== What the exercise asks ==
State the number of lines with the string "Population" in them, and nothing else.

[Dataset records]
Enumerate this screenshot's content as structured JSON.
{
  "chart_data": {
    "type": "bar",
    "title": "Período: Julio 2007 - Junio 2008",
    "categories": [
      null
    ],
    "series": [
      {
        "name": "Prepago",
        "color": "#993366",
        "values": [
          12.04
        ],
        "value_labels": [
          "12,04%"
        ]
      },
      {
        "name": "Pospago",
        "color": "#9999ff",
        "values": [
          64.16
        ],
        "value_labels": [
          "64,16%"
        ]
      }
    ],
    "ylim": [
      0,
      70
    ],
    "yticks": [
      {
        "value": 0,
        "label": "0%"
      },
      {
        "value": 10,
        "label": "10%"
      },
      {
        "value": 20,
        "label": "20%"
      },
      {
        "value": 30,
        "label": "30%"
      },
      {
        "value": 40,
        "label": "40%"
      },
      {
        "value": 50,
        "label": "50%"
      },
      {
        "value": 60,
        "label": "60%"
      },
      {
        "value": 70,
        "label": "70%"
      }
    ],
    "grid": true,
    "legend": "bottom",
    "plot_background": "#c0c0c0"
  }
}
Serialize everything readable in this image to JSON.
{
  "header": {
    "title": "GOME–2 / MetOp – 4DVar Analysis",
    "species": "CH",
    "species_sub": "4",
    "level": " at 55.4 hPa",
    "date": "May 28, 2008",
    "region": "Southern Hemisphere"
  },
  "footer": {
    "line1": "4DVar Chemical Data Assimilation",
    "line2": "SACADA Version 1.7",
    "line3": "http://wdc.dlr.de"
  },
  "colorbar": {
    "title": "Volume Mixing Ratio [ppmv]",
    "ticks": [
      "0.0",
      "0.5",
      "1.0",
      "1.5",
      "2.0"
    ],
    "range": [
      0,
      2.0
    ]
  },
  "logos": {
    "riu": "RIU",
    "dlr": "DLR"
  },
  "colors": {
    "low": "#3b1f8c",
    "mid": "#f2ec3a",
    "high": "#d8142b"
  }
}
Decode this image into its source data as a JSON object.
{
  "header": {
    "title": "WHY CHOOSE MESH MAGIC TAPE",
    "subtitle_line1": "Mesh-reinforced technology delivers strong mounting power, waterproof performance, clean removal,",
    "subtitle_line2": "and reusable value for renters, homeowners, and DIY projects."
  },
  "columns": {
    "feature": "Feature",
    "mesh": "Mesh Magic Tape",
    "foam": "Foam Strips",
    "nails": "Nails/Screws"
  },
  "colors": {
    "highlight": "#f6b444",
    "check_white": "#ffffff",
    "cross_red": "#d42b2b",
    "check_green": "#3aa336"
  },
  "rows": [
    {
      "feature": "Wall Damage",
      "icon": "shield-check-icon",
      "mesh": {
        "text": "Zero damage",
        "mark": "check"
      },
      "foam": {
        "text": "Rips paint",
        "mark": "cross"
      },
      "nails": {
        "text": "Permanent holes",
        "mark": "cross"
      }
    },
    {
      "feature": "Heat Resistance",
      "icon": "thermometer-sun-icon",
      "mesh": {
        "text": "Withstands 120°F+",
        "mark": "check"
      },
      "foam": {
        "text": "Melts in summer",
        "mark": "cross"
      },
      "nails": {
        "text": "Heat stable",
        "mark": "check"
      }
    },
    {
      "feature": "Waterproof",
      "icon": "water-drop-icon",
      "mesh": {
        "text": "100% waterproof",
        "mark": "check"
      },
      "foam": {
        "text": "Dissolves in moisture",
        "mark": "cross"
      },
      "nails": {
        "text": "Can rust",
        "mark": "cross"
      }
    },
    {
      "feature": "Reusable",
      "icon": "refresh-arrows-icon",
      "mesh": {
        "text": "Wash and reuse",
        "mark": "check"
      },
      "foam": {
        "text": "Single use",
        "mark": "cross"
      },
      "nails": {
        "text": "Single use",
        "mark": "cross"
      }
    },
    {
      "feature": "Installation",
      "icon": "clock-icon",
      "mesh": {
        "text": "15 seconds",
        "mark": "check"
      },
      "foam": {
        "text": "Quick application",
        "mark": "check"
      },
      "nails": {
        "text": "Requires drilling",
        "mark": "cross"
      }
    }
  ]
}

...

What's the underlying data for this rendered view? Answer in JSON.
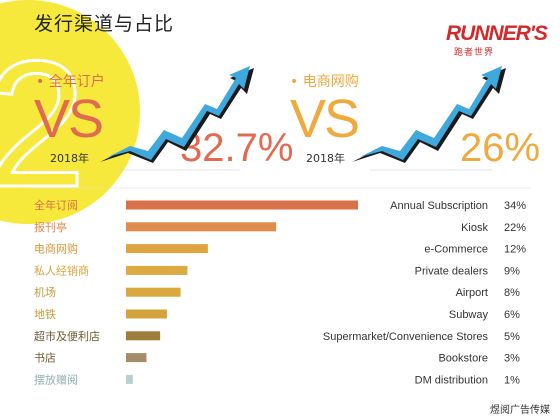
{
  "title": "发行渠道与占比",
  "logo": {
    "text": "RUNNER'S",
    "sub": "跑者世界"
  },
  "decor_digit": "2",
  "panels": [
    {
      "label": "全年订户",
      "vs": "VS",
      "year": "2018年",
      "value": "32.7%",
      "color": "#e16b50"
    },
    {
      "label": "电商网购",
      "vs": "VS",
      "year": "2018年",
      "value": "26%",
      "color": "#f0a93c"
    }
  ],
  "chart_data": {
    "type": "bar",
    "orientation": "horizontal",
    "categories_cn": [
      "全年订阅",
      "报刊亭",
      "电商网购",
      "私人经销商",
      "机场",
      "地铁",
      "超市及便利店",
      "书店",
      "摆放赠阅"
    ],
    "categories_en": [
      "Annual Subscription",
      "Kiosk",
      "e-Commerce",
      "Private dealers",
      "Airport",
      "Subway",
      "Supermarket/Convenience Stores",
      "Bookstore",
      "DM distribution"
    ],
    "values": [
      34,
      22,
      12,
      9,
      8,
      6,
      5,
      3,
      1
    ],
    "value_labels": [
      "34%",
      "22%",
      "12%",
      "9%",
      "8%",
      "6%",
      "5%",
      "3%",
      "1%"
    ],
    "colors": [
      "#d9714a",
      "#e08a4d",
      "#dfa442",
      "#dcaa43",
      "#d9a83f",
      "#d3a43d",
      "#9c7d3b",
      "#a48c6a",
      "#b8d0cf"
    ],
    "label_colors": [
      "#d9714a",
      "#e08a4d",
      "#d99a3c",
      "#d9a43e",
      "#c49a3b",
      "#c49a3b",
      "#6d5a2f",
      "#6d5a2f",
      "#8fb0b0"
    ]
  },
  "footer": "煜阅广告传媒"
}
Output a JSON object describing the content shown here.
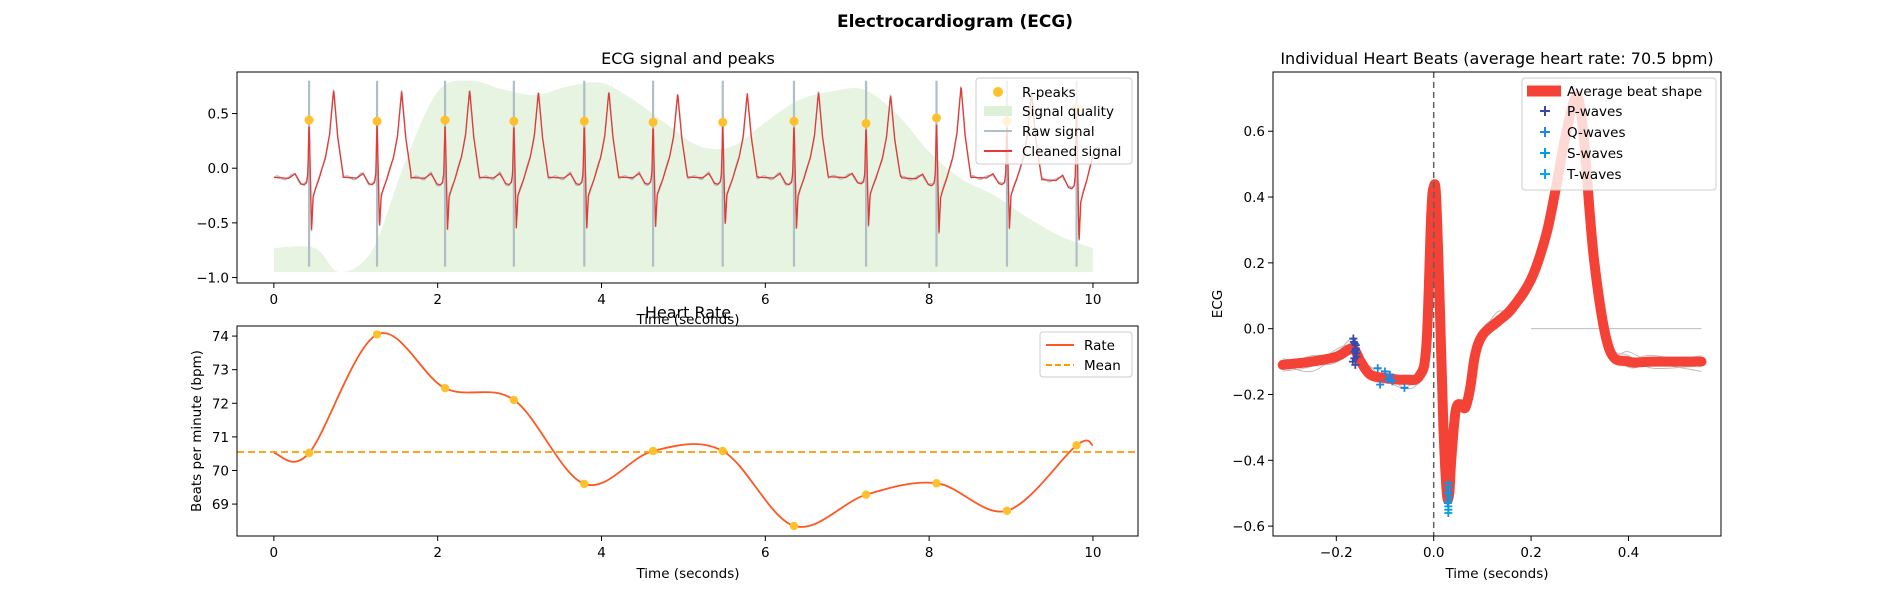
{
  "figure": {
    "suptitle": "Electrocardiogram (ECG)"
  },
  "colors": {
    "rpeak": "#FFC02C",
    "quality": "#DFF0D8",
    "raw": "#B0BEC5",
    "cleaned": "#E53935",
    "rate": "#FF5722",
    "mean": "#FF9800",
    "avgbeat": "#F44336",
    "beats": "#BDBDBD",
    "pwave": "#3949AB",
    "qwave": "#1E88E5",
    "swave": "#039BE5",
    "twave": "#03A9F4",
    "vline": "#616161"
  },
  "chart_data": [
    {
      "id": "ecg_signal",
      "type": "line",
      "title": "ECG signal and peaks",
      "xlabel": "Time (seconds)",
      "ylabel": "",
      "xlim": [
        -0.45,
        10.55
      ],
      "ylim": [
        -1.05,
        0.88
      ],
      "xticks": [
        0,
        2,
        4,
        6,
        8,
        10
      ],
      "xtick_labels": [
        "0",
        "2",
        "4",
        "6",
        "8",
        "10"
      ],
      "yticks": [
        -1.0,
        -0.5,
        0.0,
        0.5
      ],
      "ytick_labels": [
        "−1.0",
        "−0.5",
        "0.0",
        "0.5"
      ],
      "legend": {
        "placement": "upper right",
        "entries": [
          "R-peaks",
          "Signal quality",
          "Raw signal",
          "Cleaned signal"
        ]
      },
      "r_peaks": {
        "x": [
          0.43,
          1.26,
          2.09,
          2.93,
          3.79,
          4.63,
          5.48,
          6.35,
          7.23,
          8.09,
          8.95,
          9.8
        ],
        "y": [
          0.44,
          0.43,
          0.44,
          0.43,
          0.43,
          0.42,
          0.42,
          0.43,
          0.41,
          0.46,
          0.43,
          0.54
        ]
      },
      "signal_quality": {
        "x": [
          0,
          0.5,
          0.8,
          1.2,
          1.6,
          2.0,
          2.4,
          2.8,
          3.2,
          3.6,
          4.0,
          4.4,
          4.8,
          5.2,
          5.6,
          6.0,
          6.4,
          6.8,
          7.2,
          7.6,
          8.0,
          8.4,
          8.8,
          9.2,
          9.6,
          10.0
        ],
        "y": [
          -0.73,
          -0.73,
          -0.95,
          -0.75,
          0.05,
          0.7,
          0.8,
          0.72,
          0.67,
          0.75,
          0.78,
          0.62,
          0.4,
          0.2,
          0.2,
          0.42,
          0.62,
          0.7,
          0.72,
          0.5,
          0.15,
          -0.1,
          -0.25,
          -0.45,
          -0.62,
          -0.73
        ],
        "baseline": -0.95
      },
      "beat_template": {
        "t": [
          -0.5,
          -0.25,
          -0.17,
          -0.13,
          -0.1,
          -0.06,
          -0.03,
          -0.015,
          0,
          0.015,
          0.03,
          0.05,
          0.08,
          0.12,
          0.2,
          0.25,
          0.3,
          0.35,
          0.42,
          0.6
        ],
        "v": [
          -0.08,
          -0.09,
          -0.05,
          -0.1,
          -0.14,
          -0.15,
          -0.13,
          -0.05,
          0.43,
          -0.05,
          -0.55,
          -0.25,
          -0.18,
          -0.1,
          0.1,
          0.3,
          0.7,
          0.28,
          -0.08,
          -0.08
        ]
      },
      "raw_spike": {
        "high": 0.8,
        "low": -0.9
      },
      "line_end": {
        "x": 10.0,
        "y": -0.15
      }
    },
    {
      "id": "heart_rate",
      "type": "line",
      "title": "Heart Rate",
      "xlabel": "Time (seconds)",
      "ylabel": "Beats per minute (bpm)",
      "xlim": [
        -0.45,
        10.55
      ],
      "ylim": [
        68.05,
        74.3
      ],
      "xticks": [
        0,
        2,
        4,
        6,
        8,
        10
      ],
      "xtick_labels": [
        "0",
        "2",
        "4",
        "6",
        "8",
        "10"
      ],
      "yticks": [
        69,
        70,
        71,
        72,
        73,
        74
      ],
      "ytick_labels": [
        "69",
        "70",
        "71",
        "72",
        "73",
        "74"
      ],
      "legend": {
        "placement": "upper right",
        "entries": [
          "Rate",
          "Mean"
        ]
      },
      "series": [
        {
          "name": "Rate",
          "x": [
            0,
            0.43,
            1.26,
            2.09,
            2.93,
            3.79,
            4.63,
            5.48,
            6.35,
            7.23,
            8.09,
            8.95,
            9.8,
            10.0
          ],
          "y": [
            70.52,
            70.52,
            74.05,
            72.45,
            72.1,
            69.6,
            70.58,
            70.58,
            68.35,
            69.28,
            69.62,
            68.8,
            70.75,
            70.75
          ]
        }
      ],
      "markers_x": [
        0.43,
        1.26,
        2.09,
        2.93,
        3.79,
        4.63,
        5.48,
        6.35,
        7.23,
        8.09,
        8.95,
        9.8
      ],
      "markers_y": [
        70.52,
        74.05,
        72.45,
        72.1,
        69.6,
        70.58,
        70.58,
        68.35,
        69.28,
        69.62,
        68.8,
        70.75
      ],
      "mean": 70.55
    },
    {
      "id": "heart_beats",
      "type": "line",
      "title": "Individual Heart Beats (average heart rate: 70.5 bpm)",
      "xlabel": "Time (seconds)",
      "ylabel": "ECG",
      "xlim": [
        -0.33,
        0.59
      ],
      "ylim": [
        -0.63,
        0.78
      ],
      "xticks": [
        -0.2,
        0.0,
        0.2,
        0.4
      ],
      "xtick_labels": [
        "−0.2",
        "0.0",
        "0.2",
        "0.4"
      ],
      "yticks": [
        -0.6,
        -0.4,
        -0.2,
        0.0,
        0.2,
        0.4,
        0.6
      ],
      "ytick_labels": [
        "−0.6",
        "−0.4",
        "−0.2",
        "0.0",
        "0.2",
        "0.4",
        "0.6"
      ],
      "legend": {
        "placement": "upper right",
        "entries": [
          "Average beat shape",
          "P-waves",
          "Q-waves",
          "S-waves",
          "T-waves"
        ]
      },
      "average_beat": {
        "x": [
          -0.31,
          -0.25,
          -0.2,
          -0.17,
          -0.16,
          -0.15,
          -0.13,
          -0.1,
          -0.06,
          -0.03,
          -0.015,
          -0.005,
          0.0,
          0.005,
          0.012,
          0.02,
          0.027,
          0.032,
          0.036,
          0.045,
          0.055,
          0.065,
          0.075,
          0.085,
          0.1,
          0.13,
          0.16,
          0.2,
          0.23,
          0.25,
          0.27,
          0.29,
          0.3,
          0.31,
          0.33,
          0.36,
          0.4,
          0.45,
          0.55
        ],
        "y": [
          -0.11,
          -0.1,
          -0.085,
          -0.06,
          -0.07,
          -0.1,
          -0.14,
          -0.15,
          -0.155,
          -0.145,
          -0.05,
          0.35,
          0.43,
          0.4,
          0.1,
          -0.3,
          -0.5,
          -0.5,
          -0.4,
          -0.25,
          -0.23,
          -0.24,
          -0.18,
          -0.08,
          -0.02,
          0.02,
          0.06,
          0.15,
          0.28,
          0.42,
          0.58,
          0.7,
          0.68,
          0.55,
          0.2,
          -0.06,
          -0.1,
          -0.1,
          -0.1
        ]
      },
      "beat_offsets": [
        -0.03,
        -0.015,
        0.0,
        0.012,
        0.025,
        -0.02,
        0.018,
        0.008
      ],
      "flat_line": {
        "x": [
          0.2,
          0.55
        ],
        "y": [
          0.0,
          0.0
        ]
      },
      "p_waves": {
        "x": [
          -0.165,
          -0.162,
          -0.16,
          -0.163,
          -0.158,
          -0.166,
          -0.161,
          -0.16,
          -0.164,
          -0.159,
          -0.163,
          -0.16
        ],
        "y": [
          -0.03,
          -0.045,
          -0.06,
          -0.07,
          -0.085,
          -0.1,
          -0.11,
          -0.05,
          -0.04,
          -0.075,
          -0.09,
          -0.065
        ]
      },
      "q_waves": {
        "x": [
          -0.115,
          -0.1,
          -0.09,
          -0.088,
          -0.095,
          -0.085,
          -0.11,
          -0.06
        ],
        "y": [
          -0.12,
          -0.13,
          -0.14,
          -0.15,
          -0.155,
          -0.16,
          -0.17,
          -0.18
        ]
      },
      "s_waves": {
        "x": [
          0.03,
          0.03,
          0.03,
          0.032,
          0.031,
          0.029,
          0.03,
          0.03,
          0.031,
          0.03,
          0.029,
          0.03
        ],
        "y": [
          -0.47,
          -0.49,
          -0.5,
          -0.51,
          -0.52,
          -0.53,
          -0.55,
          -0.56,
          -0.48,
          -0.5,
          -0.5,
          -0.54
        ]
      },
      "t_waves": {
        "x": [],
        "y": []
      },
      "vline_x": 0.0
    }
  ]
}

--

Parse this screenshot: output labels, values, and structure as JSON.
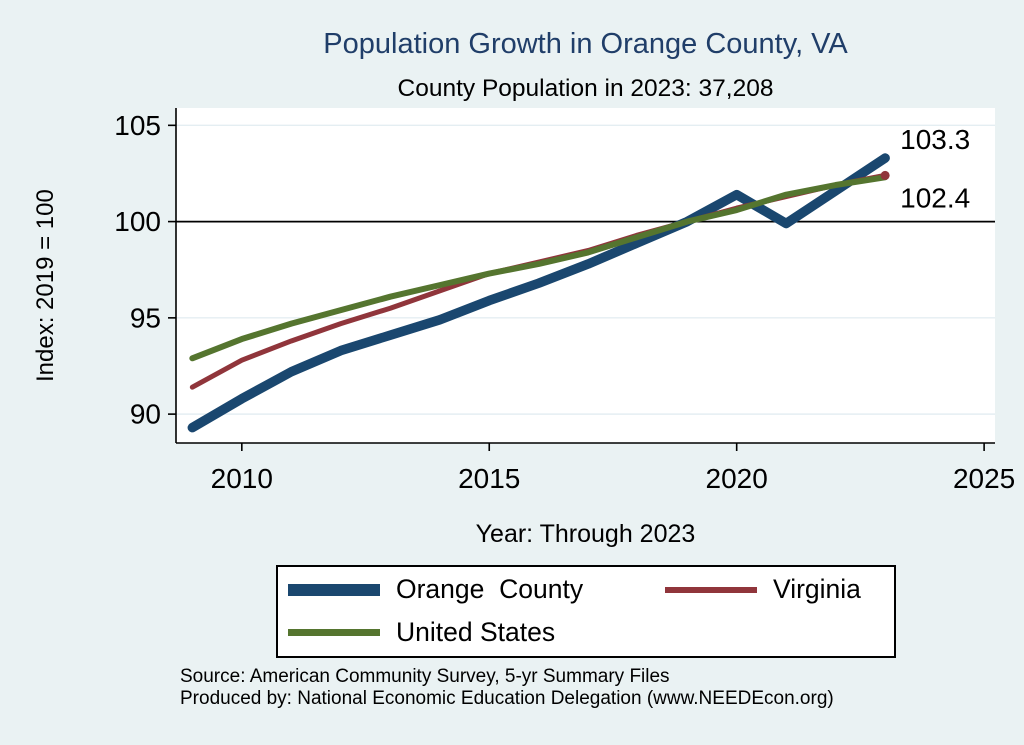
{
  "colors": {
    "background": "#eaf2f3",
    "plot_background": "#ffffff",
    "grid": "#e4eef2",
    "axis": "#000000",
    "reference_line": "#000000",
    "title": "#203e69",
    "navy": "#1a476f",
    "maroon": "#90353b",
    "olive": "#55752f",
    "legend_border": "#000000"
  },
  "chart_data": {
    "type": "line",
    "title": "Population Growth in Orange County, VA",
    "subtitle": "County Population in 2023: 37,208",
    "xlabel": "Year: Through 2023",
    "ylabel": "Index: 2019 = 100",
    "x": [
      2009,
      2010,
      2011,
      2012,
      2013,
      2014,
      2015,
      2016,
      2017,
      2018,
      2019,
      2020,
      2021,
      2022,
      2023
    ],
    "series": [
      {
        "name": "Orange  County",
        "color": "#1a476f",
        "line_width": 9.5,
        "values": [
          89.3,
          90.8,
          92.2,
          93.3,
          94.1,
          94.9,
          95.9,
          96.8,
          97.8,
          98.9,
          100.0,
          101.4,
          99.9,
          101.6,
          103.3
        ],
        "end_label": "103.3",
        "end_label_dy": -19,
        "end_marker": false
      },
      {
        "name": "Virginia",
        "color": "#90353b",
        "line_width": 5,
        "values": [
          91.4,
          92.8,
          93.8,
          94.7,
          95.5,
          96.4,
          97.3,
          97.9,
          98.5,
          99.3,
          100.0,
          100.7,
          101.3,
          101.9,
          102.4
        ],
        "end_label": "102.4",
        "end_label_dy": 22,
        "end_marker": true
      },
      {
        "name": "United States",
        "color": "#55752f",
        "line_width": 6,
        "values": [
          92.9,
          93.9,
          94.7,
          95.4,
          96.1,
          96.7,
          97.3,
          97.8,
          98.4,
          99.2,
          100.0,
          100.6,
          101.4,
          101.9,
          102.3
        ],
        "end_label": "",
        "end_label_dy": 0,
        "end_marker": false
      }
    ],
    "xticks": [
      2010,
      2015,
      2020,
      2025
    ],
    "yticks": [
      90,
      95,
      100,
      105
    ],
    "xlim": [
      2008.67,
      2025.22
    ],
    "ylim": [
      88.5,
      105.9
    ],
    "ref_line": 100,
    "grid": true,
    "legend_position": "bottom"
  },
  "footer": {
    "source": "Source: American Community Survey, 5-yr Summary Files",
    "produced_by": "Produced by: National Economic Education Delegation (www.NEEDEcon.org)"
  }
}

== Answer in full ==
2